SET EXERCISE: Pull out each line of the data that includes the word "type".

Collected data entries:
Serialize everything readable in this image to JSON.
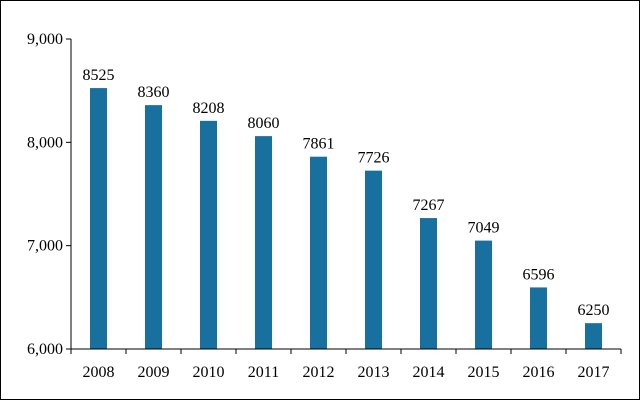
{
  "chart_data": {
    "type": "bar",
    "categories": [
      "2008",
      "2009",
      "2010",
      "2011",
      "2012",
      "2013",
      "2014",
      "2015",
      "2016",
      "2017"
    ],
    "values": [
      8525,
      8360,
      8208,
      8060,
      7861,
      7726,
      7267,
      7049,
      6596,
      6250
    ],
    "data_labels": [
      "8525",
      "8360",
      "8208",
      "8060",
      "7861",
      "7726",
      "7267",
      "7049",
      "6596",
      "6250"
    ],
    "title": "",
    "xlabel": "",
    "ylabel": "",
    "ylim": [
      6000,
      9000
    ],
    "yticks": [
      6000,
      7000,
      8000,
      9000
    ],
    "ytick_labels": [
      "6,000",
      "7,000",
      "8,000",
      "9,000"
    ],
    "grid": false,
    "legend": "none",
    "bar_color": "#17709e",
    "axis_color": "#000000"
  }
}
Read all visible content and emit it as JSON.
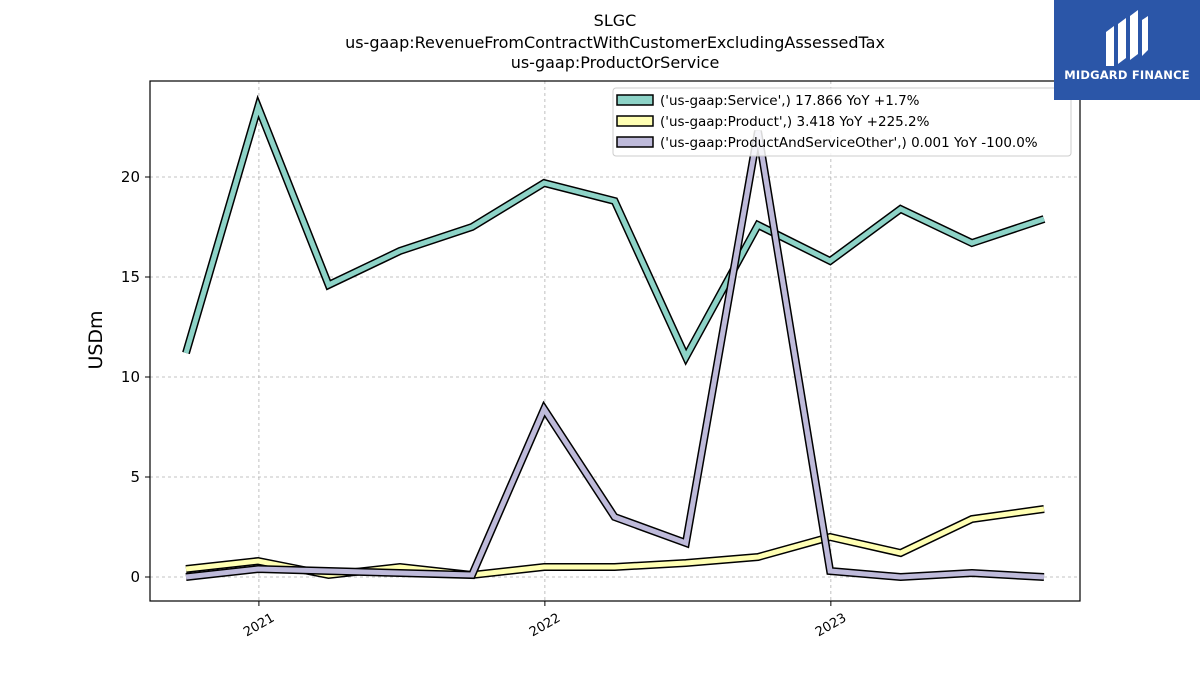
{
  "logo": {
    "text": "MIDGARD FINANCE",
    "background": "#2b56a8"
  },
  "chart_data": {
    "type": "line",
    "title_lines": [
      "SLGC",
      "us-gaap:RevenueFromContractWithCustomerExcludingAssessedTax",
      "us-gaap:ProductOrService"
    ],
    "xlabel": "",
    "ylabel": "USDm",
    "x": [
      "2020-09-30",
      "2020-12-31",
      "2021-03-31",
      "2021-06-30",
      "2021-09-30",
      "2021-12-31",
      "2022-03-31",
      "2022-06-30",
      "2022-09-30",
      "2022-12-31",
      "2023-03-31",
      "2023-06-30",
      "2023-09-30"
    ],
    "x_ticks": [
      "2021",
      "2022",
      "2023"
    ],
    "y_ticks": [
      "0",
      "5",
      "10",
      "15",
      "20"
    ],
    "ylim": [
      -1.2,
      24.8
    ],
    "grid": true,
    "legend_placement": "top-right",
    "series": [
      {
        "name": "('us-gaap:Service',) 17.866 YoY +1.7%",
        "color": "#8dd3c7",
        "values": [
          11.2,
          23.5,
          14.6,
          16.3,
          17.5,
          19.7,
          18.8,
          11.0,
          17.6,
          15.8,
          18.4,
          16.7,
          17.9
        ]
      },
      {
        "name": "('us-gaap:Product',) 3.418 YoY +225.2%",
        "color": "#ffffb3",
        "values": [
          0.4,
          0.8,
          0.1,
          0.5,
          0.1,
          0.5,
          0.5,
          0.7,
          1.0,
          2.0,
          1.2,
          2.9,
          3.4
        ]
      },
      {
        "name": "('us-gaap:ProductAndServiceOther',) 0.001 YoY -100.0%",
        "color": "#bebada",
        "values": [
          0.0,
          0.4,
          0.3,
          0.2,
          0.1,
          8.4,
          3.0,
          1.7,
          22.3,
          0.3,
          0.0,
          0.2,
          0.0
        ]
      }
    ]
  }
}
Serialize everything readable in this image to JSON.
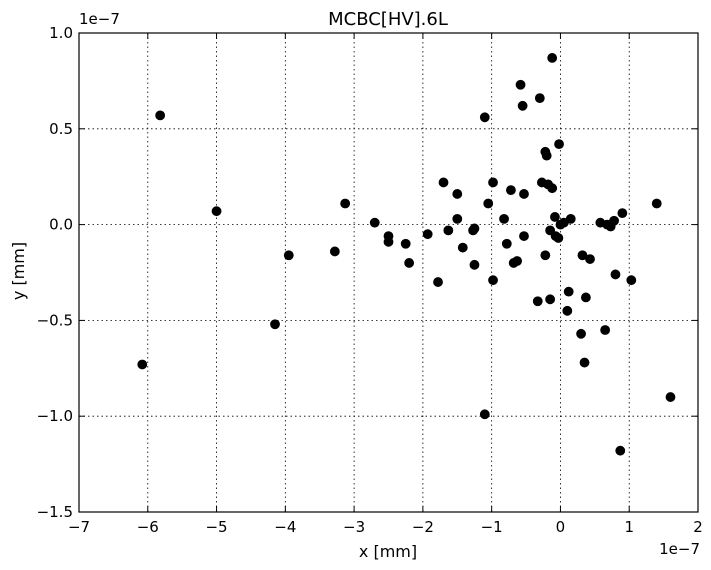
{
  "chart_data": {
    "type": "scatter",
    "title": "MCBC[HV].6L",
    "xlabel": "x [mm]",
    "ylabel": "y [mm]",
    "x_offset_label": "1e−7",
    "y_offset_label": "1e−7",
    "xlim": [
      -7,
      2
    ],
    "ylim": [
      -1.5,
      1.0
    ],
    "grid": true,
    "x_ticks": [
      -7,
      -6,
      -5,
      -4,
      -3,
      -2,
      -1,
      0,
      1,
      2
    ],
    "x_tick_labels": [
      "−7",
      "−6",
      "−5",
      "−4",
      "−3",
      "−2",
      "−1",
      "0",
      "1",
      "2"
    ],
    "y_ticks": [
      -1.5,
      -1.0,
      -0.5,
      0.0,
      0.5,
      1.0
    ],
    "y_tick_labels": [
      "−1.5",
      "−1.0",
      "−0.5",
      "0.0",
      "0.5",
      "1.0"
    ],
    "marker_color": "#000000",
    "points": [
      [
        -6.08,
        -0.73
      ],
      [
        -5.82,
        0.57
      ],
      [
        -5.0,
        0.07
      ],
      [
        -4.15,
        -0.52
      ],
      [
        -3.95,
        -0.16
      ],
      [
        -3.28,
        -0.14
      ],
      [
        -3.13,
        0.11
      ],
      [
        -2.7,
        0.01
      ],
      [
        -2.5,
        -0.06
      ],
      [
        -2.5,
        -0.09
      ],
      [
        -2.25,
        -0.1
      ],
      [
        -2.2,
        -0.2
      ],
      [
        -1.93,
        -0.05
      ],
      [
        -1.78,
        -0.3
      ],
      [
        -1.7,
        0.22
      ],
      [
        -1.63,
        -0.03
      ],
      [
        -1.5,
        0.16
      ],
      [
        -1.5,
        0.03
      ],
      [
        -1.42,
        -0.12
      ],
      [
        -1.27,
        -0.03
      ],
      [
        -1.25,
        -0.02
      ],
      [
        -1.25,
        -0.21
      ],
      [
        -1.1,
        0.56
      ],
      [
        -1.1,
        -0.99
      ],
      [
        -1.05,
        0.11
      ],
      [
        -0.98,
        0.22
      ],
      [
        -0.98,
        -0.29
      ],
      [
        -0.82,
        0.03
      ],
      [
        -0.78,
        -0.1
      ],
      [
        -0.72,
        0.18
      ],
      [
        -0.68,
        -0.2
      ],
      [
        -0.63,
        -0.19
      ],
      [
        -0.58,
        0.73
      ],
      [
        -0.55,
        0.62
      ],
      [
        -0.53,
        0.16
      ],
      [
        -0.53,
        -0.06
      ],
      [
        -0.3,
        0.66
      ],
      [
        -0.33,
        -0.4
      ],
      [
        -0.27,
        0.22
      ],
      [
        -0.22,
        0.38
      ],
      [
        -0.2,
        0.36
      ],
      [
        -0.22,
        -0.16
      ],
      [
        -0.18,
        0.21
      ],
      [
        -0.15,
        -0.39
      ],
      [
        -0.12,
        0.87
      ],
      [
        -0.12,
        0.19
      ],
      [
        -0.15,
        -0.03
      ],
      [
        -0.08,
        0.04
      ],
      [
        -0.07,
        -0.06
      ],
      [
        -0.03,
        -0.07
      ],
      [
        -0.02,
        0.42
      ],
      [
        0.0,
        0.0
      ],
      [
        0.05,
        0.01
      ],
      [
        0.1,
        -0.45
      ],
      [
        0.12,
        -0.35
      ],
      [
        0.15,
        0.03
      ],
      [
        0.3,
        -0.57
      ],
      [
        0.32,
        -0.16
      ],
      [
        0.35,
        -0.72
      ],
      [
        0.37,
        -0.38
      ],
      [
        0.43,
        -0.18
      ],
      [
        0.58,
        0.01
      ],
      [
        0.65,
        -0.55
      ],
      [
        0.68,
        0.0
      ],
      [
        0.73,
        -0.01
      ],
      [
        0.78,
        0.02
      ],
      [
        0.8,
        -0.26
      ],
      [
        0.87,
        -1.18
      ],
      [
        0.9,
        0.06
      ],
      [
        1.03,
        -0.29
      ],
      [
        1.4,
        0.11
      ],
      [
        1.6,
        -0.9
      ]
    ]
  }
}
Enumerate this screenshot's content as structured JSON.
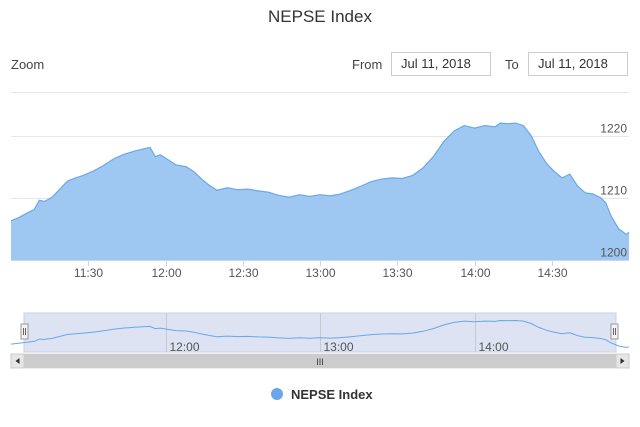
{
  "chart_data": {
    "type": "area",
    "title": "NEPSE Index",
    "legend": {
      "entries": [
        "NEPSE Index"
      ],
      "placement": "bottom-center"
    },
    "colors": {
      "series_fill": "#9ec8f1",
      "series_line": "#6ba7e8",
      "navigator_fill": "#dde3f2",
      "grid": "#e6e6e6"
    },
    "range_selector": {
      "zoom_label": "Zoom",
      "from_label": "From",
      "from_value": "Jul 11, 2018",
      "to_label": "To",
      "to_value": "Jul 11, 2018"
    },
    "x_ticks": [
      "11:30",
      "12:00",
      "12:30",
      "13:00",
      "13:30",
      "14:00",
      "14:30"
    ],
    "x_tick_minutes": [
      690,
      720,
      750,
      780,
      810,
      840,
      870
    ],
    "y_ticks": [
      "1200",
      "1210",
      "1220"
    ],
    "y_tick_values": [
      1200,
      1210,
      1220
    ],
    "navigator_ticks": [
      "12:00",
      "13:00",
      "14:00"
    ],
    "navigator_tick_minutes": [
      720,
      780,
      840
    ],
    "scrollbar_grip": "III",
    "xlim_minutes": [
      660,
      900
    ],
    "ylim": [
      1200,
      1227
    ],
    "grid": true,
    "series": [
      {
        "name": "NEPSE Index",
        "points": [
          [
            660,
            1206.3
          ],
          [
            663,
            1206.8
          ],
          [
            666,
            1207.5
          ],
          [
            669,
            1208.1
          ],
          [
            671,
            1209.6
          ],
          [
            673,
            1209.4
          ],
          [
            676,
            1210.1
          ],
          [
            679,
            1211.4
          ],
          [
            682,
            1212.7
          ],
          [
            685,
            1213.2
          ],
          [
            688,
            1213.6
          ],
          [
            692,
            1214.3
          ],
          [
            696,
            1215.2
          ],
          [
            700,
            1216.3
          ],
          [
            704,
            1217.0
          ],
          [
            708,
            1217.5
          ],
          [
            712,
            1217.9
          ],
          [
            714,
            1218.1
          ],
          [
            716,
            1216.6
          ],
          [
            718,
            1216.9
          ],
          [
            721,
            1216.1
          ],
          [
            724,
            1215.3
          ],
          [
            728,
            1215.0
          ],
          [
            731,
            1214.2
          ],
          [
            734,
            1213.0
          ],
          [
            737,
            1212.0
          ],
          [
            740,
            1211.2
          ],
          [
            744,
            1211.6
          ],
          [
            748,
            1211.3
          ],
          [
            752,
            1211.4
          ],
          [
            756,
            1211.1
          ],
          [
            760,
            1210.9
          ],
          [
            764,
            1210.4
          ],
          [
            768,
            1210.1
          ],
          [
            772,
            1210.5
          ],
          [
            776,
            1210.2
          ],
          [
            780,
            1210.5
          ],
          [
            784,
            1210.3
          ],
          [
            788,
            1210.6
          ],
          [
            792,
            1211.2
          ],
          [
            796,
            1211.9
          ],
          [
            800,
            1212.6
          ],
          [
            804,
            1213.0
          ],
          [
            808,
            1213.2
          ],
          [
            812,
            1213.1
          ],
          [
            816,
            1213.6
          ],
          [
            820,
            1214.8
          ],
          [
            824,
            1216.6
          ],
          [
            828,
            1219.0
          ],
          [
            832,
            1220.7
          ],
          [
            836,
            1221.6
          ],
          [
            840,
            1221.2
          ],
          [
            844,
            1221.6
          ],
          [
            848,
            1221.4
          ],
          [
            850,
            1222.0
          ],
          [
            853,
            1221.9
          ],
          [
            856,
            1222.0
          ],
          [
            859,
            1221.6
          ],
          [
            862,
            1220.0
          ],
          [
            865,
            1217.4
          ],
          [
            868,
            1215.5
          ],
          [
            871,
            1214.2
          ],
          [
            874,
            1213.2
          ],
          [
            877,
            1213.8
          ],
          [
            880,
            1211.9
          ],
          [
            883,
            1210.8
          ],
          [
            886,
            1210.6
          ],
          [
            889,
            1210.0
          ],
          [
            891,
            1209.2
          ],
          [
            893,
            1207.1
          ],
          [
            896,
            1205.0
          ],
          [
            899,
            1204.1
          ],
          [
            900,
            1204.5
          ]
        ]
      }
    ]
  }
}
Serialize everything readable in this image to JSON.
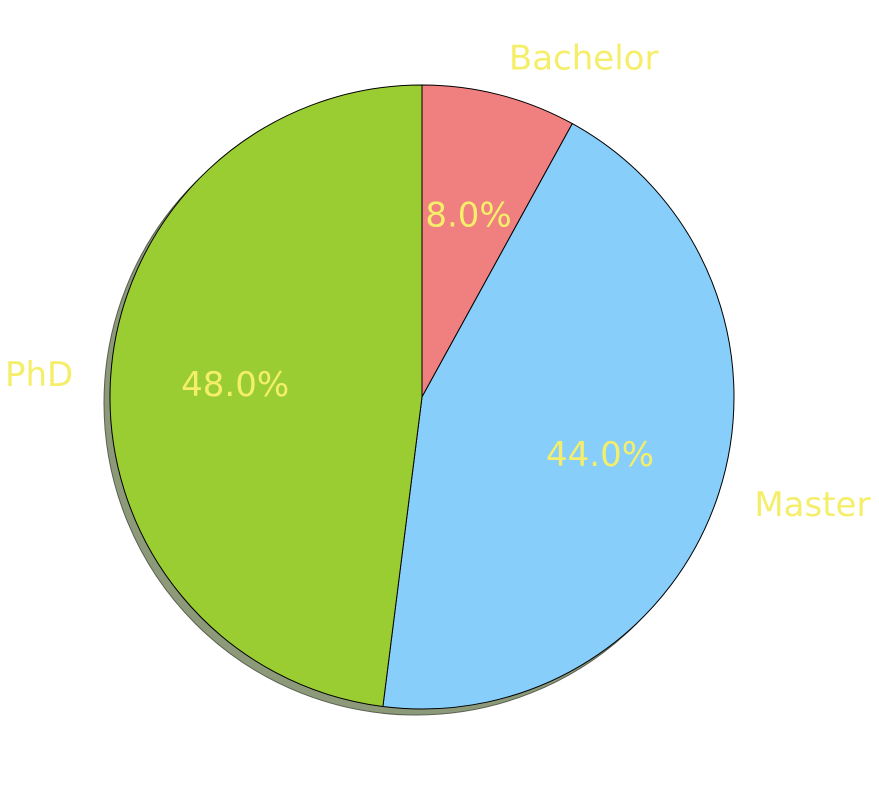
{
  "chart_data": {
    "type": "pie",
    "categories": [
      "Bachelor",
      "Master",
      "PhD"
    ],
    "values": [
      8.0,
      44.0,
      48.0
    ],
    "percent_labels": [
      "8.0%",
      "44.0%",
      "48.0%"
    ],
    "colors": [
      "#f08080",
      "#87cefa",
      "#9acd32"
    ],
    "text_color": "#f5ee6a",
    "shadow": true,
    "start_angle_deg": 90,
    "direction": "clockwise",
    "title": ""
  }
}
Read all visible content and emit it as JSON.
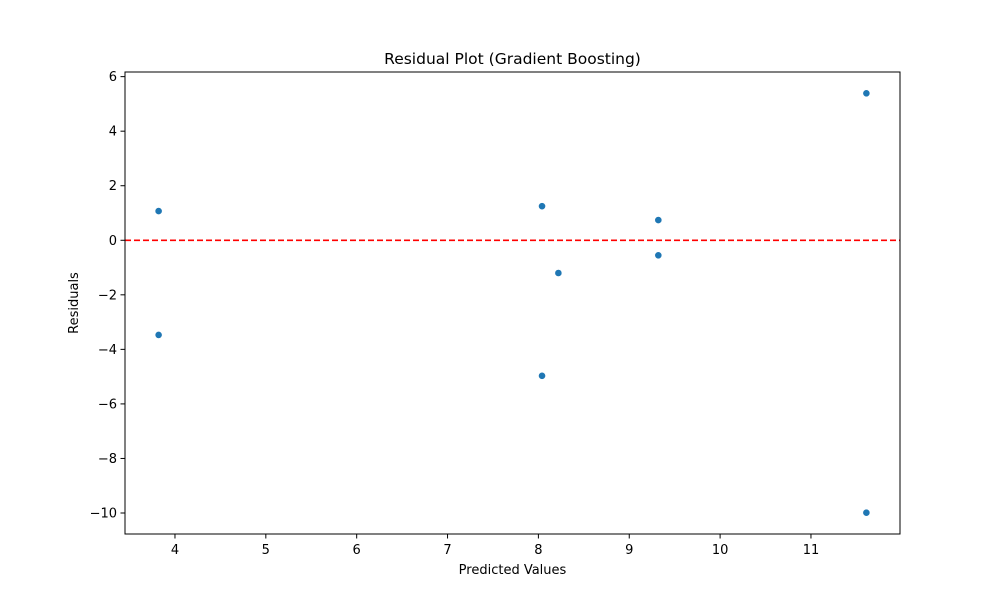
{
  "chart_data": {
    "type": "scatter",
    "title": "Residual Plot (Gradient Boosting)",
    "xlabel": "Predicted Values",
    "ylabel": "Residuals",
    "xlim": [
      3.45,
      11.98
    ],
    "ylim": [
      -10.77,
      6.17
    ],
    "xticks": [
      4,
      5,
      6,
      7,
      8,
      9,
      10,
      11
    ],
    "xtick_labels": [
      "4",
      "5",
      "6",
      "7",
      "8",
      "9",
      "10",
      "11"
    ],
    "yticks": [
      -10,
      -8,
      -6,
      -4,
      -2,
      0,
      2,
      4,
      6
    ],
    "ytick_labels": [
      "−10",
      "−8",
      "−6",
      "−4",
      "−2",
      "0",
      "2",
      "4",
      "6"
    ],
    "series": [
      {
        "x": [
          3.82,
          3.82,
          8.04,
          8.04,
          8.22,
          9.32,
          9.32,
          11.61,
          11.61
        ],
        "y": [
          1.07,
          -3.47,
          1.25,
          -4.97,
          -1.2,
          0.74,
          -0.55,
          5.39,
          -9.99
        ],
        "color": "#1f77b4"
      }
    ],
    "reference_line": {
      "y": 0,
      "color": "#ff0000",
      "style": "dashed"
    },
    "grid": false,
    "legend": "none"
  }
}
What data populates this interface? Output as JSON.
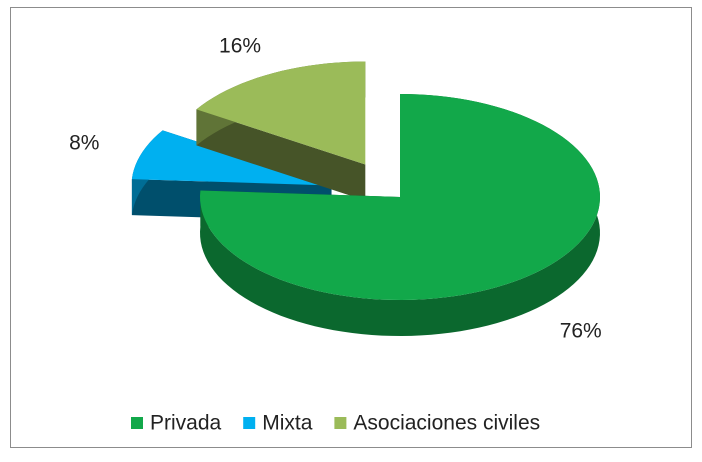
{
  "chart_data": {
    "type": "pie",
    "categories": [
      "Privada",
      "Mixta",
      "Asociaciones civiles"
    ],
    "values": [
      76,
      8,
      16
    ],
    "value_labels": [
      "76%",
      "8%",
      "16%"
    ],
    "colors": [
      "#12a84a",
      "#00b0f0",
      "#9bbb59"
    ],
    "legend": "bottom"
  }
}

ANSWER TO THIS PROBLEM:
    "type": "bar",
    "type": "line",
    "type": "scatter",
    "type": "area",
    "type": "pie",
    "type": "scatter",
    "type": "pie",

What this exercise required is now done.